[Items from a figure collection]
————————

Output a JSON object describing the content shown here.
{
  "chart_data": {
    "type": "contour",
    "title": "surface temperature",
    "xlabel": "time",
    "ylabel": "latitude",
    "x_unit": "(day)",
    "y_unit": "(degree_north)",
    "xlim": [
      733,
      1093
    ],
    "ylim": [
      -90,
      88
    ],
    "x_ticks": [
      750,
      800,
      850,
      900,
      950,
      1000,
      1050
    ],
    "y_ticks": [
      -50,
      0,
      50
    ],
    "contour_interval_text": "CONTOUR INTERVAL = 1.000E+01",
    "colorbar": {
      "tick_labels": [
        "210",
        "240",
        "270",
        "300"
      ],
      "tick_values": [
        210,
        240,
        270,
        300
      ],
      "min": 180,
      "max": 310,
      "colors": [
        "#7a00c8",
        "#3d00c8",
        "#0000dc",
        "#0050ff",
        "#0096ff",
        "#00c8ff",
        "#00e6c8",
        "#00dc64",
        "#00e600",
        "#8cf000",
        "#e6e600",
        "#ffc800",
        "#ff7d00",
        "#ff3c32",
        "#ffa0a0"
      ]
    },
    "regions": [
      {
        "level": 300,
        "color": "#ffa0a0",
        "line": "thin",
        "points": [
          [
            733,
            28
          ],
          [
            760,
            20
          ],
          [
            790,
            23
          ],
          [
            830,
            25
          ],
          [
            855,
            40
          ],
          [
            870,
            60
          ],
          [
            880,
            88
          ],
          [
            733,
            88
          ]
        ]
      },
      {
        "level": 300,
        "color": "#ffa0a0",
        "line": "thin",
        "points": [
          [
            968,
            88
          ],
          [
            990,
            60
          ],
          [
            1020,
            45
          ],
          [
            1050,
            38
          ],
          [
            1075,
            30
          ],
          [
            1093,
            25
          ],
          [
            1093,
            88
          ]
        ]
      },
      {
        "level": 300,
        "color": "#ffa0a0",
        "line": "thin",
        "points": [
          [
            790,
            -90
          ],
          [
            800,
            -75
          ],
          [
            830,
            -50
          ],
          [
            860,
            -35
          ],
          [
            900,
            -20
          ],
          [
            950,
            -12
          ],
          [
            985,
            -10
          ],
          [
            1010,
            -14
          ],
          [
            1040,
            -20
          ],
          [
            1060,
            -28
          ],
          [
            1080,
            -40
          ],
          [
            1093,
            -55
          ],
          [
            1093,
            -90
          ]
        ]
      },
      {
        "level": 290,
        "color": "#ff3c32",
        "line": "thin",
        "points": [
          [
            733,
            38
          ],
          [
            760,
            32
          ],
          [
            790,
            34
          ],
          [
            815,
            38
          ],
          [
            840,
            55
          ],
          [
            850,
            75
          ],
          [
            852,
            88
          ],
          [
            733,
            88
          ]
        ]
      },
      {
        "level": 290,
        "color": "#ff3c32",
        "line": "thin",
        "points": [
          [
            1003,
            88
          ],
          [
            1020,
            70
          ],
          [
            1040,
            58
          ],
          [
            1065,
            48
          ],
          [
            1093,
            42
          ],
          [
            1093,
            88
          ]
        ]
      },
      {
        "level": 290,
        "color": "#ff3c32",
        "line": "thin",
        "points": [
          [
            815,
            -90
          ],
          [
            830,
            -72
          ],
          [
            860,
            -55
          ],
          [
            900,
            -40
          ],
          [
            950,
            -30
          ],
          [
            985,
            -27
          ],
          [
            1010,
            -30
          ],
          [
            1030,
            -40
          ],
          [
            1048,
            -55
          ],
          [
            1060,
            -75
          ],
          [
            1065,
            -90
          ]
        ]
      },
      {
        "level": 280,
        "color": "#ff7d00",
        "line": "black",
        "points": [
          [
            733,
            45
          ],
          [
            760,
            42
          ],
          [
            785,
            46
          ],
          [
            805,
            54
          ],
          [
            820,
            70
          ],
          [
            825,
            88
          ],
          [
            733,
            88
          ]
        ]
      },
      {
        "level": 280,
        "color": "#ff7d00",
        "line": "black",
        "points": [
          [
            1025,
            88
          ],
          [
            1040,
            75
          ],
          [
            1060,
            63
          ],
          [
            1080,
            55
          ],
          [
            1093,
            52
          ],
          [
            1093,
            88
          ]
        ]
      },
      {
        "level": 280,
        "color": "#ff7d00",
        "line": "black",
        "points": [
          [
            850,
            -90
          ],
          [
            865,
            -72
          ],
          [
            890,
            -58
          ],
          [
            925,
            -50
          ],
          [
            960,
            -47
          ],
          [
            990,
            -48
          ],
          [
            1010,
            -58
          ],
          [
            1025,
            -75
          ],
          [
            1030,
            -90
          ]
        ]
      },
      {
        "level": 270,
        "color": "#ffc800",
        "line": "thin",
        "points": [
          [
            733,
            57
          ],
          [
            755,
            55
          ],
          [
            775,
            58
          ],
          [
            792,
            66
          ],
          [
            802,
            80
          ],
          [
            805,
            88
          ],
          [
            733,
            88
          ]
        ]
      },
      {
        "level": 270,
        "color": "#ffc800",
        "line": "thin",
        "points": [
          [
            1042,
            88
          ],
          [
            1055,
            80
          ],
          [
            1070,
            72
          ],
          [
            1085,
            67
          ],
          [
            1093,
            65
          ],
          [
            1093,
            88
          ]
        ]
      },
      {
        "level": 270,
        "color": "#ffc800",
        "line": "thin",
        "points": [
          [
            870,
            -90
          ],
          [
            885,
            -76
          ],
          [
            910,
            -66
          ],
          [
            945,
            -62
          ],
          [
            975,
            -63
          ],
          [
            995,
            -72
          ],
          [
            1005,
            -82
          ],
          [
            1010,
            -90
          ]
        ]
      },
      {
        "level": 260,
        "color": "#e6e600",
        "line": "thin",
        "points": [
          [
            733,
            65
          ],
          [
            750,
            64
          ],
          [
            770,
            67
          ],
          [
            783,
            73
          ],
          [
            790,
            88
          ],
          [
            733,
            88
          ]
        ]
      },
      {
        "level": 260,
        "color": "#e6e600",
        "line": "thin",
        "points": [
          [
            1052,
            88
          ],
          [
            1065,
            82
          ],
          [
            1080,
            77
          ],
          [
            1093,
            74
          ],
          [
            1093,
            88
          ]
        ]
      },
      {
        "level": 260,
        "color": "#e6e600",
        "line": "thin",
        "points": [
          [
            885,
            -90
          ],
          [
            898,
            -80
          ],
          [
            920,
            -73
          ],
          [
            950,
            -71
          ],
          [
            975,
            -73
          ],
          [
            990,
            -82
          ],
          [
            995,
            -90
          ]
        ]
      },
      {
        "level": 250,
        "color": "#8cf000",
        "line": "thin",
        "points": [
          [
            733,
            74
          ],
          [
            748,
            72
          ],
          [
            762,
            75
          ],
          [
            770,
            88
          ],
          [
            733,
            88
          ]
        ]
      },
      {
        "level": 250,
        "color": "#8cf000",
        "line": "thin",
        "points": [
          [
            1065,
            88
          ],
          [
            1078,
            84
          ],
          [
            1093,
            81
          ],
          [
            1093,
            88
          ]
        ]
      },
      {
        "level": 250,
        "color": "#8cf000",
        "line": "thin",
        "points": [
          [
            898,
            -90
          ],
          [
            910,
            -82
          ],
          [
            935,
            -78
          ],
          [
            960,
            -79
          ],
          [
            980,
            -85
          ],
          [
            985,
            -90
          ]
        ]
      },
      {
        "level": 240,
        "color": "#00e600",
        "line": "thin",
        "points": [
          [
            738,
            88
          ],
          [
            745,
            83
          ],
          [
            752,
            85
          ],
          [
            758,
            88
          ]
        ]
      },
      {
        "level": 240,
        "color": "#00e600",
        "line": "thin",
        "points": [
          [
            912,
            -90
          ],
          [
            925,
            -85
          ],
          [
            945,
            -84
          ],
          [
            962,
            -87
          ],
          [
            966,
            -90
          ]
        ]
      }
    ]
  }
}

————————

Task brief:
Give back the whole listing exactly as it reads.

Answer to the exercise:
Output a JSON object describing the content shown here.
{
  "chart_data": {
    "type": "contour",
    "title": "surface temperature",
    "xlabel": "time",
    "ylabel": "latitude",
    "x_unit": "(day)",
    "y_unit": "(degree_north)",
    "xlim": [
      733,
      1093
    ],
    "ylim": [
      -90,
      88
    ],
    "x_ticks": [
      750,
      800,
      850,
      900,
      950,
      1000,
      1050
    ],
    "y_ticks": [
      -50,
      0,
      50
    ],
    "contour_interval_text": "CONTOUR INTERVAL = 1.000E+01",
    "colorbar": {
      "tick_labels": [
        "210",
        "240",
        "270",
        "300"
      ],
      "tick_values": [
        210,
        240,
        270,
        300
      ],
      "min": 180,
      "max": 310,
      "colors": [
        "#7a00c8",
        "#3d00c8",
        "#0000dc",
        "#0050ff",
        "#0096ff",
        "#00c8ff",
        "#00e6c8",
        "#00dc64",
        "#00e600",
        "#8cf000",
        "#e6e600",
        "#ffc800",
        "#ff7d00",
        "#ff3c32",
        "#ffa0a0"
      ]
    },
    "regions": [
      {
        "level": 300,
        "color": "#ffa0a0",
        "line": "thin",
        "points": [
          [
            733,
            28
          ],
          [
            760,
            20
          ],
          [
            790,
            23
          ],
          [
            830,
            25
          ],
          [
            855,
            40
          ],
          [
            870,
            60
          ],
          [
            880,
            88
          ],
          [
            733,
            88
          ]
        ]
      },
      {
        "level": 300,
        "color": "#ffa0a0",
        "line": "thin",
        "points": [
          [
            968,
            88
          ],
          [
            990,
            60
          ],
          [
            1020,
            45
          ],
          [
            1050,
            38
          ],
          [
            1075,
            30
          ],
          [
            1093,
            25
          ],
          [
            1093,
            88
          ]
        ]
      },
      {
        "level": 300,
        "color": "#ffa0a0",
        "line": "thin",
        "points": [
          [
            790,
            -90
          ],
          [
            800,
            -75
          ],
          [
            830,
            -50
          ],
          [
            860,
            -35
          ],
          [
            900,
            -20
          ],
          [
            950,
            -12
          ],
          [
            985,
            -10
          ],
          [
            1010,
            -14
          ],
          [
            1040,
            -20
          ],
          [
            1060,
            -28
          ],
          [
            1080,
            -40
          ],
          [
            1093,
            -55
          ],
          [
            1093,
            -90
          ]
        ]
      },
      {
        "level": 290,
        "color": "#ff3c32",
        "line": "thin",
        "points": [
          [
            733,
            38
          ],
          [
            760,
            32
          ],
          [
            790,
            34
          ],
          [
            815,
            38
          ],
          [
            840,
            55
          ],
          [
            850,
            75
          ],
          [
            852,
            88
          ],
          [
            733,
            88
          ]
        ]
      },
      {
        "level": 290,
        "color": "#ff3c32",
        "line": "thin",
        "points": [
          [
            1003,
            88
          ],
          [
            1020,
            70
          ],
          [
            1040,
            58
          ],
          [
            1065,
            48
          ],
          [
            1093,
            42
          ],
          [
            1093,
            88
          ]
        ]
      },
      {
        "level": 290,
        "color": "#ff3c32",
        "line": "thin",
        "points": [
          [
            815,
            -90
          ],
          [
            830,
            -72
          ],
          [
            860,
            -55
          ],
          [
            900,
            -40
          ],
          [
            950,
            -30
          ],
          [
            985,
            -27
          ],
          [
            1010,
            -30
          ],
          [
            1030,
            -40
          ],
          [
            1048,
            -55
          ],
          [
            1060,
            -75
          ],
          [
            1065,
            -90
          ]
        ]
      },
      {
        "level": 280,
        "color": "#ff7d00",
        "line": "black",
        "points": [
          [
            733,
            45
          ],
          [
            760,
            42
          ],
          [
            785,
            46
          ],
          [
            805,
            54
          ],
          [
            820,
            70
          ],
          [
            825,
            88
          ],
          [
            733,
            88
          ]
        ]
      },
      {
        "level": 280,
        "color": "#ff7d00",
        "line": "black",
        "points": [
          [
            1025,
            88
          ],
          [
            1040,
            75
          ],
          [
            1060,
            63
          ],
          [
            1080,
            55
          ],
          [
            1093,
            52
          ],
          [
            1093,
            88
          ]
        ]
      },
      {
        "level": 280,
        "color": "#ff7d00",
        "line": "black",
        "points": [
          [
            850,
            -90
          ],
          [
            865,
            -72
          ],
          [
            890,
            -58
          ],
          [
            925,
            -50
          ],
          [
            960,
            -47
          ],
          [
            990,
            -48
          ],
          [
            1010,
            -58
          ],
          [
            1025,
            -75
          ],
          [
            1030,
            -90
          ]
        ]
      },
      {
        "level": 270,
        "color": "#ffc800",
        "line": "thin",
        "points": [
          [
            733,
            57
          ],
          [
            755,
            55
          ],
          [
            775,
            58
          ],
          [
            792,
            66
          ],
          [
            802,
            80
          ],
          [
            805,
            88
          ],
          [
            733,
            88
          ]
        ]
      },
      {
        "level": 270,
        "color": "#ffc800",
        "line": "thin",
        "points": [
          [
            1042,
            88
          ],
          [
            1055,
            80
          ],
          [
            1070,
            72
          ],
          [
            1085,
            67
          ],
          [
            1093,
            65
          ],
          [
            1093,
            88
          ]
        ]
      },
      {
        "level": 270,
        "color": "#ffc800",
        "line": "thin",
        "points": [
          [
            870,
            -90
          ],
          [
            885,
            -76
          ],
          [
            910,
            -66
          ],
          [
            945,
            -62
          ],
          [
            975,
            -63
          ],
          [
            995,
            -72
          ],
          [
            1005,
            -82
          ],
          [
            1010,
            -90
          ]
        ]
      },
      {
        "level": 260,
        "color": "#e6e600",
        "line": "thin",
        "points": [
          [
            733,
            65
          ],
          [
            750,
            64
          ],
          [
            770,
            67
          ],
          [
            783,
            73
          ],
          [
            790,
            88
          ],
          [
            733,
            88
          ]
        ]
      },
      {
        "level": 260,
        "color": "#e6e600",
        "line": "thin",
        "points": [
          [
            1052,
            88
          ],
          [
            1065,
            82
          ],
          [
            1080,
            77
          ],
          [
            1093,
            74
          ],
          [
            1093,
            88
          ]
        ]
      },
      {
        "level": 260,
        "color": "#e6e600",
        "line": "thin",
        "points": [
          [
            885,
            -90
          ],
          [
            898,
            -80
          ],
          [
            920,
            -73
          ],
          [
            950,
            -71
          ],
          [
            975,
            -73
          ],
          [
            990,
            -82
          ],
          [
            995,
            -90
          ]
        ]
      },
      {
        "level": 250,
        "color": "#8cf000",
        "line": "thin",
        "points": [
          [
            733,
            74
          ],
          [
            748,
            72
          ],
          [
            762,
            75
          ],
          [
            770,
            88
          ],
          [
            733,
            88
          ]
        ]
      },
      {
        "level": 250,
        "color": "#8cf000",
        "line": "thin",
        "points": [
          [
            1065,
            88
          ],
          [
            1078,
            84
          ],
          [
            1093,
            81
          ],
          [
            1093,
            88
          ]
        ]
      },
      {
        "level": 250,
        "color": "#8cf000",
        "line": "thin",
        "points": [
          [
            898,
            -90
          ],
          [
            910,
            -82
          ],
          [
            935,
            -78
          ],
          [
            960,
            -79
          ],
          [
            980,
            -85
          ],
          [
            985,
            -90
          ]
        ]
      },
      {
        "level": 240,
        "color": "#00e600",
        "line": "thin",
        "points": [
          [
            738,
            88
          ],
          [
            745,
            83
          ],
          [
            752,
            85
          ],
          [
            758,
            88
          ]
        ]
      },
      {
        "level": 240,
        "color": "#00e600",
        "line": "thin",
        "points": [
          [
            912,
            -90
          ],
          [
            925,
            -85
          ],
          [
            945,
            -84
          ],
          [
            962,
            -87
          ],
          [
            966,
            -90
          ]
        ]
      }
    ]
  }
}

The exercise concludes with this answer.